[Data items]
START

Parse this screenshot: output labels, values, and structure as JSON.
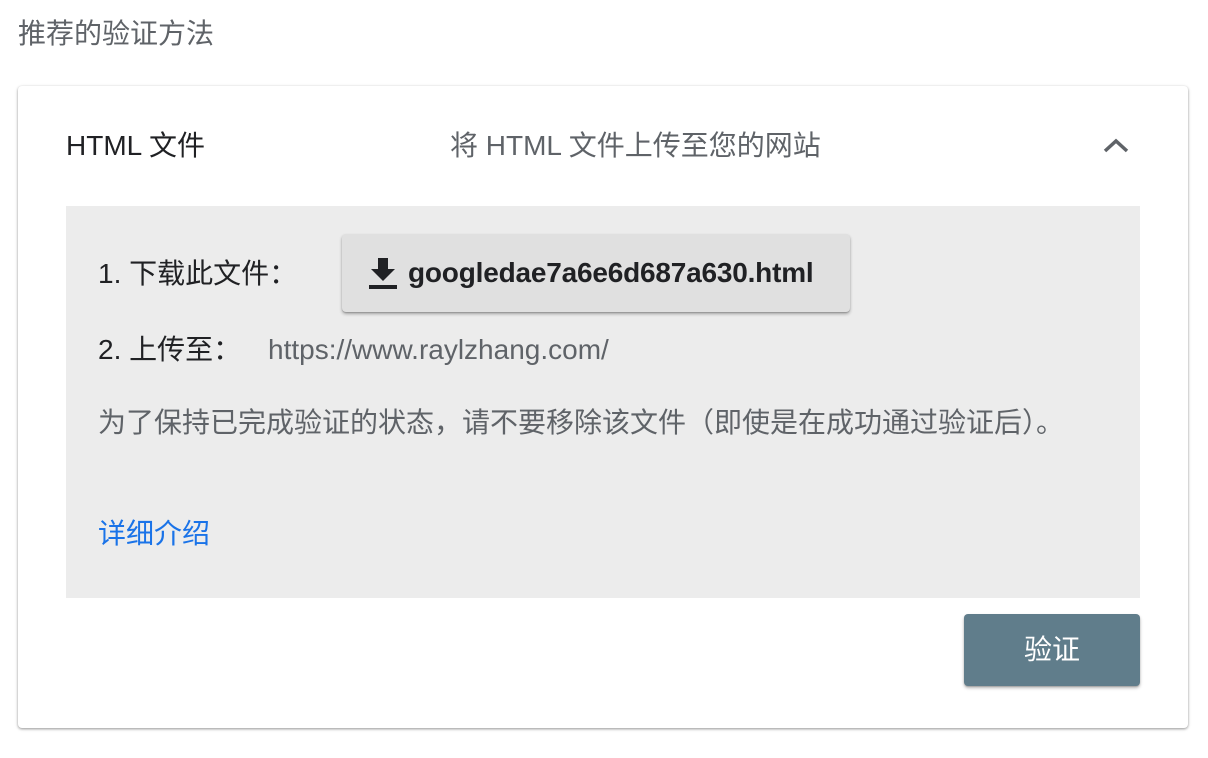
{
  "section": {
    "title": "推荐的验证方法"
  },
  "method": {
    "name": "HTML 文件",
    "description": "将 HTML 文件上传至您的网站",
    "expanded": true,
    "collapse_icon": "chevron-up-icon"
  },
  "steps": {
    "download_label": "1. 下载此文件：",
    "download_icon": "download-icon",
    "filename": "googledae7a6e6d687a630.html",
    "upload_label": "2. 上传至：",
    "site_url": "https://www.raylzhang.com/"
  },
  "note": "为了保持已完成验证的状态，请不要移除该文件（即使是在成功通过验证后）。",
  "learn_more": "详细介绍",
  "verify_button": "验证",
  "colors": {
    "link": "#1a73e8",
    "verify_button_bg": "#607d8b",
    "panel_bg": "#ececec"
  }
}
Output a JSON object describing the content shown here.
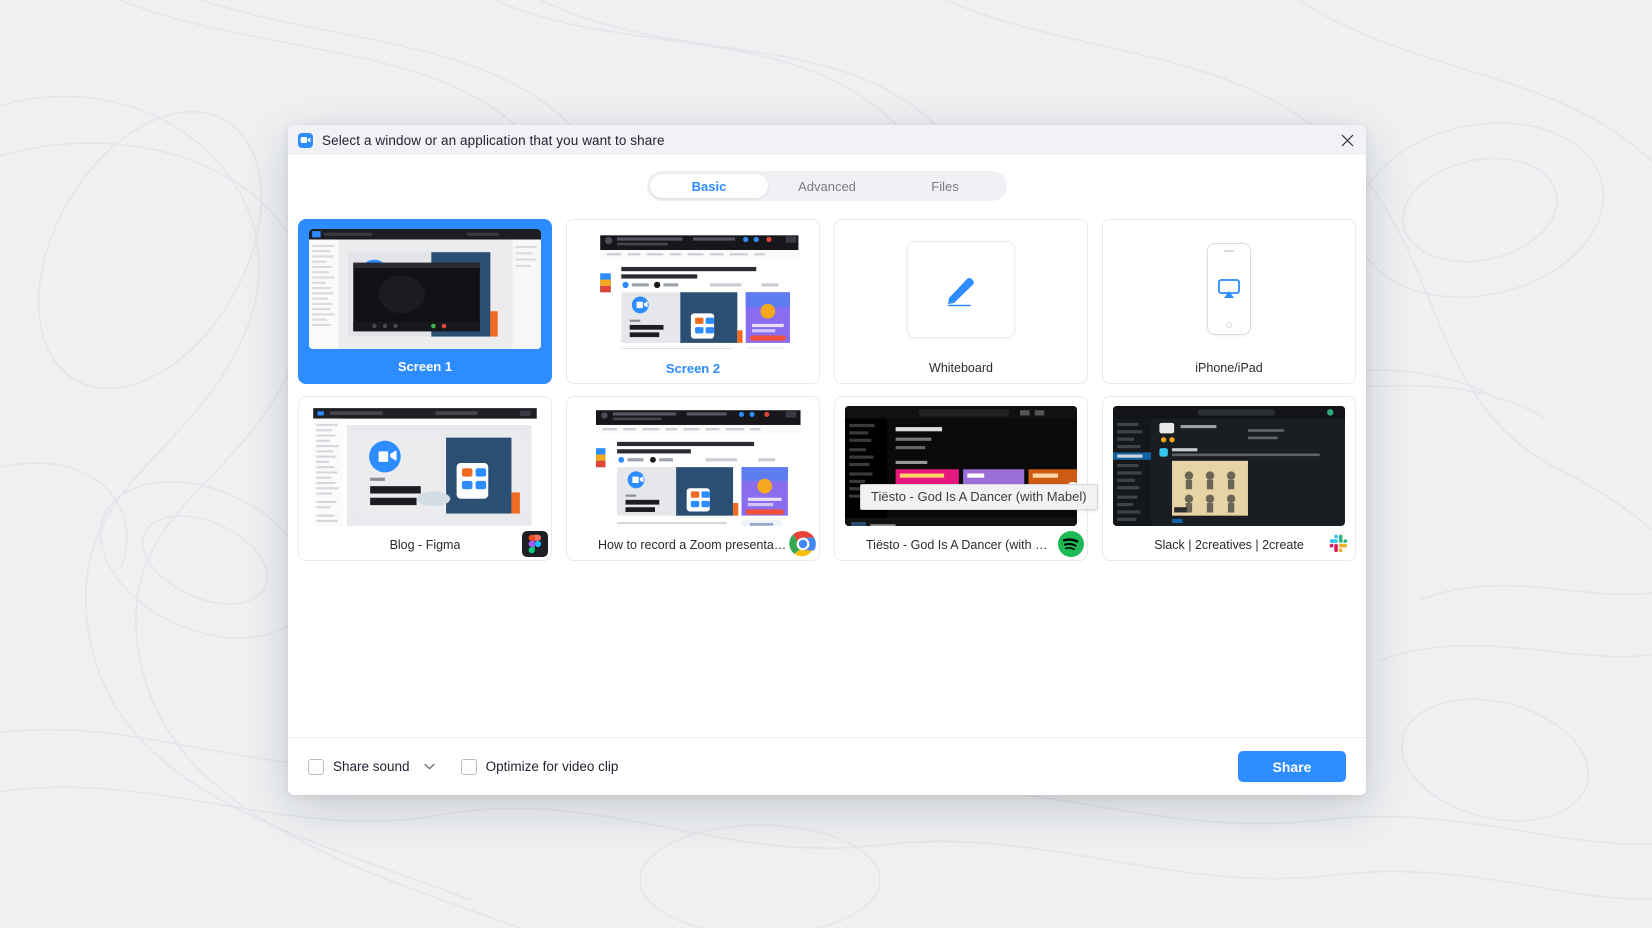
{
  "window": {
    "title": "Select a window or an application that you want to share",
    "logo_icon": "zoom-logo-icon",
    "close_icon": "close-icon"
  },
  "tabs": [
    {
      "label": "Basic",
      "active": true
    },
    {
      "label": "Advanced",
      "active": false
    },
    {
      "label": "Files",
      "active": false
    }
  ],
  "sources": [
    {
      "label": "Screen 1",
      "state": "selected",
      "kind": "screen",
      "badge": ""
    },
    {
      "label": "Screen 2",
      "state": "highlight",
      "kind": "screen2",
      "badge": ""
    },
    {
      "label": "Whiteboard",
      "state": "normal",
      "kind": "whiteboard",
      "badge": ""
    },
    {
      "label": "iPhone/iPad",
      "state": "normal",
      "kind": "iphone",
      "badge": ""
    },
    {
      "label": "Blog - Figma",
      "state": "normal",
      "kind": "figma",
      "badge": "figma-icon"
    },
    {
      "label": "How to record a Zoom presentati...",
      "state": "normal",
      "kind": "chrome",
      "badge": "chrome-icon"
    },
    {
      "label": "Tiësto - God Is A Dancer (with Ma...",
      "state": "normal",
      "kind": "spotify",
      "badge": "spotify-icon"
    },
    {
      "label": "Slack | 2creatives | 2create",
      "state": "normal",
      "kind": "slack",
      "badge": "slack-icon"
    }
  ],
  "tooltip": {
    "text": "Tiësto - God Is A Dancer (with Mabel)"
  },
  "footer": {
    "share_sound_label": "Share sound",
    "share_sound_checked": false,
    "share_sound_dropdown_icon": "chevron-down-icon",
    "optimize_label": "Optimize for video clip",
    "optimize_checked": false,
    "share_button_label": "Share"
  },
  "colors": {
    "accent": "#2d8cff",
    "background": "#eef0f2",
    "titlebar": "#f1f2f6",
    "tab_inactive": "#7a7a87"
  },
  "slide": {
    "kicker": "How To:",
    "title_line1": "Record a Zoom",
    "title_line2": "Presentation"
  },
  "browser_page": {
    "heading_line1": "How to record a Zoom presentation and present in a",
    "heading_line2": "virtual meeting?"
  },
  "spotify": {
    "tile1": "Dance / Electronic",
    "tile2": "Pop",
    "tile3": "Hip-Hop"
  }
}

END

Work to be completed -
Copy each line from the records above that includes the string "Tiësto".

Response for this exercise -
      "label": "Tiësto - God Is A Dancer (with Ma...",
    "text": "Tiësto - God Is A Dancer (with Mabel)"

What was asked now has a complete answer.